Problem requirements
What lines in the entries below contain the word "inner"? Copy all of them.

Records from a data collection

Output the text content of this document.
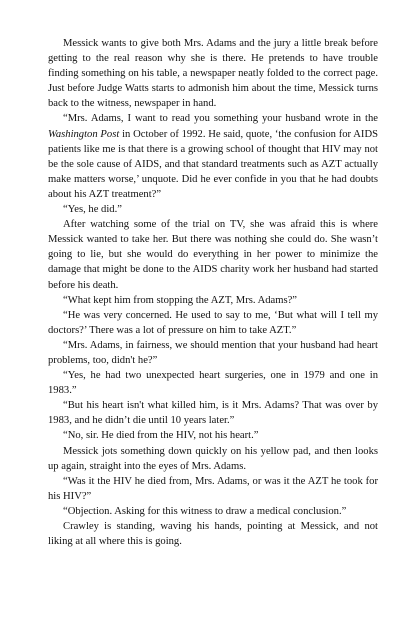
Messick wants to give both Mrs. Adams and the jury a little break before getting to the real reason why she is there. He pretends to have trouble finding something on his table, a newspaper neatly folded to the correct page. Just before Judge Watts starts to admonish him about the time, Messick turns back to the witness, newspaper in hand.

“Mrs. Adams, I want to read you something your husband wrote in the Washington Post in October of 1992. He said, quote, ‘the confusion for AIDS patients like me is that there is a growing school of thought that HIV may not be the sole cause of AIDS, and that standard treatments such as AZT actually make matters worse,’ unquote. Did he ever confide in you that he had doubts about his AZT treatment?”

“Yes, he did.”

After watching some of the trial on TV, she was afraid this is where Messick wanted to take her. But there was nothing she could do. She wasn’t going to lie, but she would do everything in her power to minimize the damage that might be done to the AIDS charity work her husband had started before his death.

“What kept him from stopping the AZT, Mrs. Adams?”

“He was very concerned. He used to say to me, ‘But what will I tell my doctors?’ There was a lot of pressure on him to take AZT.”

“Mrs. Adams, in fairness, we should mention that your husband had heart problems, too, didn't he?”

“Yes, he had two unexpected heart surgeries, one in 1979 and one in 1983.”

“But his heart isn't what killed him, is it Mrs. Adams? That was over by 1983, and he didn’t die until 10 years later.”

“No, sir. He died from the HIV, not his heart.”

Messick jots something down quickly on his yellow pad, and then looks up again, straight into the eyes of Mrs. Adams.

“Was it the HIV he died from, Mrs. Adams, or was it the AZT he took for his HIV?”

“Objection. Asking for this witness to draw a medical conclusion.”

Crawley is standing, waving his hands, pointing at Messick, and not liking at all where this is going.
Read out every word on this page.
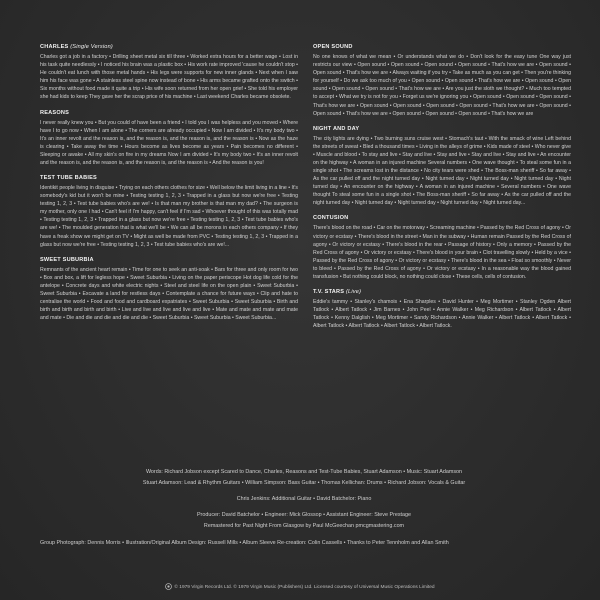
CHARLES (Single Version)

Charles got a job in a factory • Drilling sheet metal six till three • Worked extra hours for a better wage • Lost in his task quite needlessly • I noticed his brain was a plastic box • His work rate improved 'cause he couldn't stop • He couldn't eat lunch with those metal hands • His legs were supports for new inner glands • Next when I saw him his face was gone • A stainless steel spine now instead of bone • His arms became grafted onto the switch • Six months without food made it quite a trip • His wife soon returned from her open grief • She told his employer she had kids to keep They gave her the scrap price of his machine • Last weekend Charles became obsolete.

REASONS

I never really knew you • But you could of have been a friend • I told you I was helpless and you moved • Where have I to go now • When I am alone • The corners are already occupied • Now I am divided • It's my body two • It's an inner revolt and the reason is, and the reason is, and the reason is, and the reason is • Now as the haze is clearing • Take away the time • Hours become as lives become as years • Pain becomes no different • Sleeping or awake • All my skin's on fire in my dreams Now I am divided • It's my body two • It's an inner revolt and the reason is, and the reason is, and the reason is, and the reason is • And the reason is you!

TEST TUBE BABIES

Identikit people living in disguise • Trying on each others clothes for size • Well below the limit living in a line • It's somebody's kid but it won't be mine • Testing testing 1, 2, 3 • Trapped in a glass but now we're free • Testing testing 1, 2, 3 • Test tube babies who's are we! • Is that man my brother is that man my dad? • The surgeon is my mother, only one I had • Can't feel if I'm happy, can't feel if I'm sad • Whoever thought of this was totally mad • Testing testing 1, 2, 3 • Trapped in a glass but now we're free • Testing testing 1, 2, 3 • Test tube babies who's are we! • The moulded generation that is what we'll be • We can all be morons in each others company • If they have a freak show we might get on TV • Might as well be made from PVC • Testing testing 1, 2, 3 • Trapped in a glass but now we're free • Testing testing 1, 2, 3 • Test tube babies who's are we!...

SWEET SUBURBIA

Remnants of the ancient heart remain • Time for one to seek an anti-soak • Bars for three and only room for two • Box and box, a lift for legless hope • Sweet Suburbia • Living on the paper periscope Hot dog life cold for the antelope • Concrete days and white electric nights • Steel and steel life on the open plain • Sweet Suburbia • Sweet Suburbia • Excavate a land for restless days • Contemplate a chance for future ways • Clip and hate to centralise the world • Food and food and cardboard expatriates • Sweet Suburbia • Sweet Suburbia • Birth and birth and birth and birth and birth • Live and live and live and live and live • Mate and mate and mate and mate and mate • Die and die and die and die and die • Sweet Suburbia • Sweet Suburbia • Sweet Suburbia...

OPEN SOUND

No one knows of what we mean • Or understands what we do • Don't look for the easy tune One way just restricts our view • Open sound • Open sound • Open sound • Open sound • That's how we are • Open sound • Open sound • That's how we are • Always waiting if you try • Take as much as you can get • Then you're thinking for yourself • Do we ask too much of you • Open sound • Open sound • That's how we are • Open sound • Open sound • Open sound • Open sound • That's how we are • Are you just the sloth we thought? • Much too tempted to accept • What we try is not for you • Forget us we're ignoring you • Open sound • Open sound • Open sound • That's how we are • Open sound • Open sound • Open sound • Open sound • That's how we are • Open sound • Open sound • That's how we are • Open sound • Open sound • Open sound • That's how we are

NIGHT AND DAY

The city lights are dying • Two burning suns cruise west • Stomach's taut • With the smack of wine Left behind the streets of sweat • Bled a thousand times • Living in the alleys of grime • Kids made of steel • Who never give • Muscle and blood • To stay and live • Stay and live • Stay and live • Stay and live • Stay and live • An encounter on the highway • A woman in an injured machine Several numbers • One wave thought • To steal some fun in a single shot • The screams lost in the distance • No city tears were shed • The Boss-man sheriff • So far away • As the car pulled off and the night turned day • Night turned day • Night turned day • Night turned day • Night turned day • An encounter on the highway • A woman in an injured machine • Several numbers • One wave thought To steal some fun in a single shot • The Boss-man sheriff • So far away • As the car pulled off and the night turned day • Night turned day • Night turned day • Night turned day • Night turned day...

CONTUSION

There's blood on the road • Car on the motorway • Screaming machine • Passed by the Red Cross of agony • Or victory or ecstasy • There's blood in the street • Man in the subway • Human remain Passed by the Red Cross of agony • Or victory or ecstasy • There's blood in the rear • Passage of history • Only a memory • Passed by the Red Cross of agony • Or victory or ecstasy • There's blood in your brain • Clot travelling slowly • Held by a vice • Passed by the Red Cross of agony • Or victory or ecstasy • There's blood in the sea • Float so smoothly • Never to bleed • Passed by the Red Cross of agony • Or victory or ecstasy • In a reasonable way the blood gained transfusion • But nothing could block, no nothing could close • These cells, cells of contusion.

T.V. STARS (Live)

Eddie's tammy • Stanley's chamois • Ena Sharples • David Hunter • Meg Mortimer • Stanley Ogden Albert Tatlock • Albert Tatlock • Jim Barnes • John Peel • Annie Walker • Meg Richardson • Albert Tatlock • Albert Tatlock • Kenny Dalglish • Meg Mortimer • Sandy Richardson • Annie Walker • Albert Tatlock • Albert Tatlock • Albert Tatlock • Albert Tatlock • Albert Tatlock • Albert Tatlock.

Words: Richard Jobson except Scared to Dance, Charles, Reasons and Test-Tube Babies, Stuart Adamson • Music: Stuart Adamson

Stuart Adamson: Lead & Rhythm Guitars • William Simpson: Bass Guitar • Thomas Kellichan: Drums • Richard Jobson: Vocals & Guitar

Chris Jenkins: Additional Guitar • David Batchelor: Piano

Producer: David Batchelor • Engineer: Mick Glossop • Assistant Engineer: Steve Prestage

Remastered for Past Night From Glasgow by Paul McGeechan pmcgmastering.com

Group Photograph: Dennis Morris • Illustration/Original Album Design: Russell Mills • Album Sleeve Re-creation: Colin Cassells • Thanks to Peter Tennholm and Allan Smith

© 1979 Virgin Records Ltd. © 1979 Virgin Music (Publishers) Ltd. Licensed courtesy of Universal Music Operations Limited
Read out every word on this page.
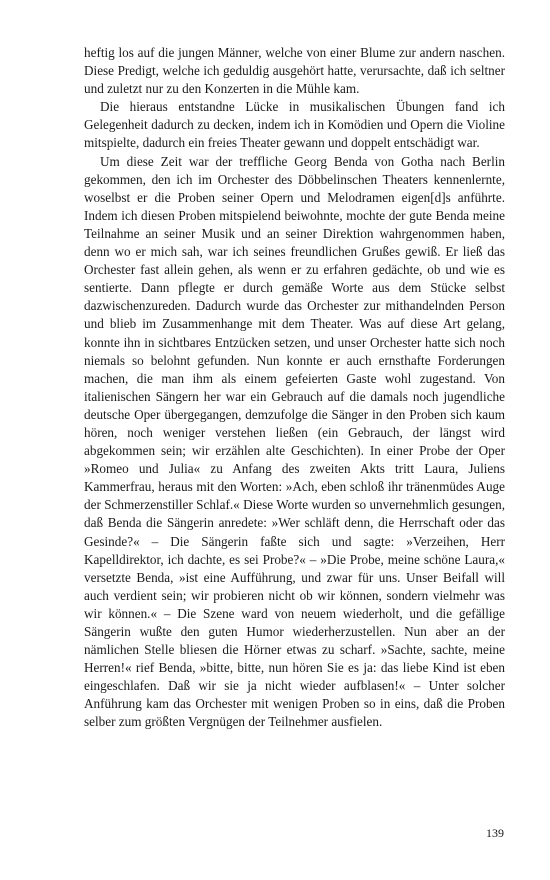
heftig los auf die jungen Männer, welche von einer Blume zur andern naschen. Diese Predigt, welche ich geduldig ausgehört hatte, verursachte, daß ich seltner und zuletzt nur zu den Konzerten in die Mühle kam.

Die hieraus entstandne Lücke in musikalischen Übungen fand ich Gelegenheit dadurch zu decken, indem ich in Komödien und Opern die Violine mitspielte, dadurch ein freies Theater gewann und doppelt entschädigt war.

Um diese Zeit war der treffliche Georg Benda von Gotha nach Berlin gekommen, den ich im Orchester des Döbbelinschen Theaters kennenlernte, woselbst er die Proben seiner Opern und Melodramen eigen[d]s anführte. Indem ich diesen Proben mitspielend beiwohnte, mochte der gute Benda meine Teilnahme an seiner Musik und an seiner Direktion wahrgenommen haben, denn wo er mich sah, war ich seines freundlichen Grußes gewiß. Er ließ das Orchester fast allein gehen, als wenn er zu erfahren gedächte, ob und wie es sentierte. Dann pflegte er durch gemäße Worte aus dem Stücke selbst dazwischenzureden. Dadurch wurde das Orchester zur mithandelnden Person und blieb im Zusammenhange mit dem Theater. Was auf diese Art gelang, konnte ihn in sichtbares Entzücken setzen, und unser Orchester hatte sich noch niemals so belohnt gefunden. Nun konnte er auch ernsthafte Forderungen machen, die man ihm als einem gefeierten Gaste wohl zugestand. Von italienischen Sängern her war ein Gebrauch auf die damals noch jugendliche deutsche Oper übergegangen, demzufolge die Sänger in den Proben sich kaum hören, noch weniger verstehen ließen (ein Gebrauch, der längst wird abgekommen sein; wir erzählen alte Geschichten). In einer Probe der Oper »Romeo und Julia« zu Anfang des zweiten Akts tritt Laura, Juliens Kammerfrau, heraus mit den Worten: »Ach, eben schloß ihr tränenmüdes Auge der Schmerzenstiller Schlaf.« Diese Worte wurden so unvernehmlich gesungen, daß Benda die Sängerin anredete: »Wer schläft denn, die Herrschaft oder das Gesinde?« – Die Sängerin faßte sich und sagte: »Verzeihen, Herr Kapelldirektor, ich dachte, es sei Probe?« – »Die Probe, meine schöne Laura,« versetzte Benda, »ist eine Aufführung, und zwar für uns. Unser Beifall will auch verdient sein; wir probieren nicht ob wir können, sondern vielmehr was wir können.« – Die Szene ward von neuem wiederholt, und die gefällige Sängerin wußte den guten Humor wiederherzustellen. Nun aber an der nämlichen Stelle bliesen die Hörner etwas zu scharf. »Sachte, sachte, meine Herren!« rief Benda, »bitte, bitte, nun hören Sie es ja: das liebe Kind ist eben eingeschlafen. Daß wir sie ja nicht wieder aufblasen!« – Unter solcher Anführung kam das Orchester mit wenigen Proben so in eins, daß die Proben selber zum größten Vergnügen der Teilnehmer ausfielen.

139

Finished exercise
Charles got a job in a factory • Drilling sheet metal six till three • Worked extra hours for a better wage • Lost in his task quite needlessly • I noticed his brain was a plastic box • His work rate improved 'cause he couldn't stop • He couldn't eat lunch with those metal hands • His legs were supports for new inner glands • Next when I saw him his face was gone • A stainless steel spine now instead of bone • His arms became grafted onto the switch • Six months without food made it quite a trip • His wife soon returned from her open grief • She told his employer she had kids to keep They gave her the scrap price of his machine • Last weekend Charles became obsolete.
I never really knew you • But you could of have been a friend • I told you I was helpless and you moved • Where have I to go now • When I am alone • The corners are already occupied • Now I am divided • It's my body two • It's an inner revolt and the reason is, and the reason is, and the reason is, and the reason is • Now as the haze is clearing • Take away the time • Hours become as lives become as years • Pain becomes no different • Sleeping or awake • All my skin's on fire in my dreams Now I am divided • It's my body two • It's an inner revolt and the reason is, and the reason is, and the reason is, and the reason is • And the reason is you!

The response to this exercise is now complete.